--- BEGIN ---

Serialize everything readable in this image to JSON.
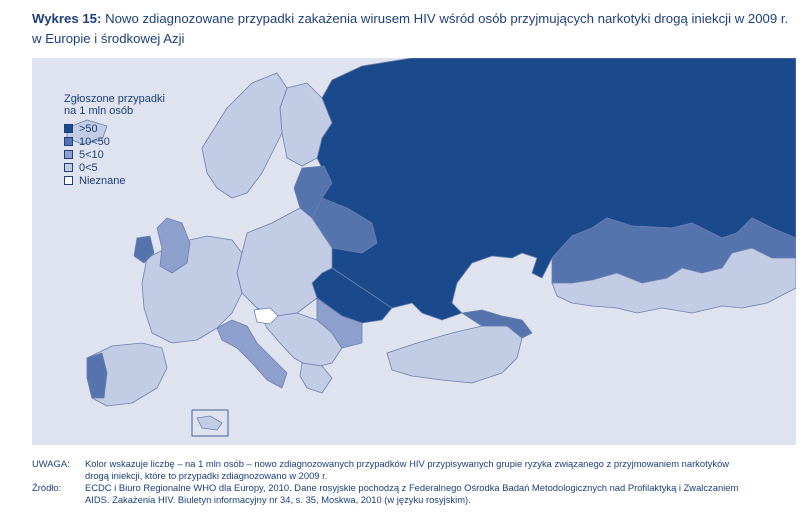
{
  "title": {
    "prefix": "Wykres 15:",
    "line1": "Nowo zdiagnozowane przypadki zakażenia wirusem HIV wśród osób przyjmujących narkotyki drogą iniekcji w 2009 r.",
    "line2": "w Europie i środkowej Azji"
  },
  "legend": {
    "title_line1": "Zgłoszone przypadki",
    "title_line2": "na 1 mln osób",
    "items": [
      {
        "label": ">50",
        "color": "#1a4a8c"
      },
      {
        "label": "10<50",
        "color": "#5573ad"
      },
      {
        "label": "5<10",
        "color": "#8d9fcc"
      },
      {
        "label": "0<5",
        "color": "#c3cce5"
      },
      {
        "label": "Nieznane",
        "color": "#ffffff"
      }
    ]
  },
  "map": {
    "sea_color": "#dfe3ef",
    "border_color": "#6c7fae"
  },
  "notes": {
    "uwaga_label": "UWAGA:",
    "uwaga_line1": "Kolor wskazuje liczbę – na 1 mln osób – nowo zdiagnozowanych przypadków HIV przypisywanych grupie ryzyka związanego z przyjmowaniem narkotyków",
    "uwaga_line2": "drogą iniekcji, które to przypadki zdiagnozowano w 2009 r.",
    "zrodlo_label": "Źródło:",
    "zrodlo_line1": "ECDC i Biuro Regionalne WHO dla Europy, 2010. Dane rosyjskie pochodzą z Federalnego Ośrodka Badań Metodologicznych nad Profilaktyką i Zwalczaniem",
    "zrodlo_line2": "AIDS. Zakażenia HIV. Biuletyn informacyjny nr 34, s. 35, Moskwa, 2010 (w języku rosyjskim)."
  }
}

--- END ---
--- BEGIN ---

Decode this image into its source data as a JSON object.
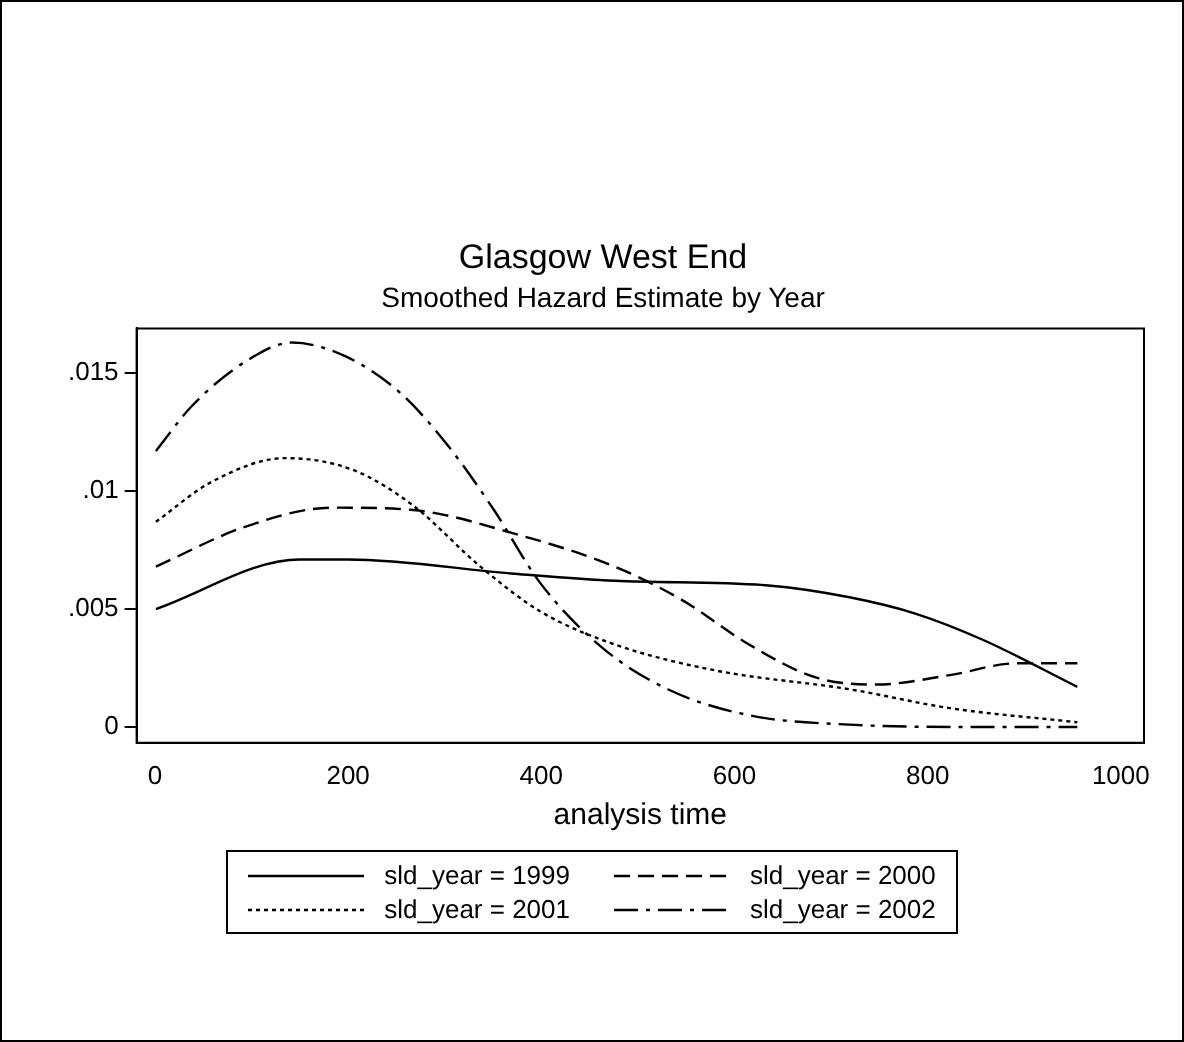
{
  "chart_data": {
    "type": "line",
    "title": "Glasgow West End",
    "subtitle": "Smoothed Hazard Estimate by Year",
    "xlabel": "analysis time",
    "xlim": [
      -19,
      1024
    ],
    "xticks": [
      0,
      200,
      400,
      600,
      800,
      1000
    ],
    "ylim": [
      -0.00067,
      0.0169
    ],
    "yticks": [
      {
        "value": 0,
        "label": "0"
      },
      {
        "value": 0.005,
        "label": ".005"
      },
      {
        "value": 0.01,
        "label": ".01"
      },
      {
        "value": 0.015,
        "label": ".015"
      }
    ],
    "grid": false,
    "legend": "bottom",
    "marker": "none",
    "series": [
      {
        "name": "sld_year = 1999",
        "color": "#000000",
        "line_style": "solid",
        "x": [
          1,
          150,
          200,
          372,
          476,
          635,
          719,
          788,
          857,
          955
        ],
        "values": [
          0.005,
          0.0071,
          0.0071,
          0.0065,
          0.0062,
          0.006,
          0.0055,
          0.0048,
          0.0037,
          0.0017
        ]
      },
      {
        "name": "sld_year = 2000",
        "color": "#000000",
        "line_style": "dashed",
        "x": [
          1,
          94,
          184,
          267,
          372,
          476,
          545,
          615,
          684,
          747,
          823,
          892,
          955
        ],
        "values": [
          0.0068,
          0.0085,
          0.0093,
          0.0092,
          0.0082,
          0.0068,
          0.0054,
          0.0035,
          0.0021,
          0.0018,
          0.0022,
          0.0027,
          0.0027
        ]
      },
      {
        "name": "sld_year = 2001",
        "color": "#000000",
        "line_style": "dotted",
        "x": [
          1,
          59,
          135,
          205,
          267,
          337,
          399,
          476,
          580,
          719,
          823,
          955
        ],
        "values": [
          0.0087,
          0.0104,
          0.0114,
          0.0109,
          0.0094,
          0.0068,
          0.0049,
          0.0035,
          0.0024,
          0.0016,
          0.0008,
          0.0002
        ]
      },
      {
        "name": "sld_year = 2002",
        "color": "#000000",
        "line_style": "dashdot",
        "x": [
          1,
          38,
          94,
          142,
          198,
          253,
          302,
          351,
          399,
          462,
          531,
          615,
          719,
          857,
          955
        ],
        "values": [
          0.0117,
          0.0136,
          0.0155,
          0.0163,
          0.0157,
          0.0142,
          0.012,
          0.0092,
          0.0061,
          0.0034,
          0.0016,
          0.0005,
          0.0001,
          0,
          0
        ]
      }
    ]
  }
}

--- END ---

**Task to complete**. Locate all lines in the listing above with the word "iniekcji". Copy them.

**Response below**.
    "line1": "Nowo zdiagnozowane przypadki zakażenia wirusem HIV wśród osób przyjmujących narkotyki drogą iniekcji w 2009 r.",
    "uwaga_line2": "drogą iniekcji, które to przypadki zdiagnozowano w 2009 r.",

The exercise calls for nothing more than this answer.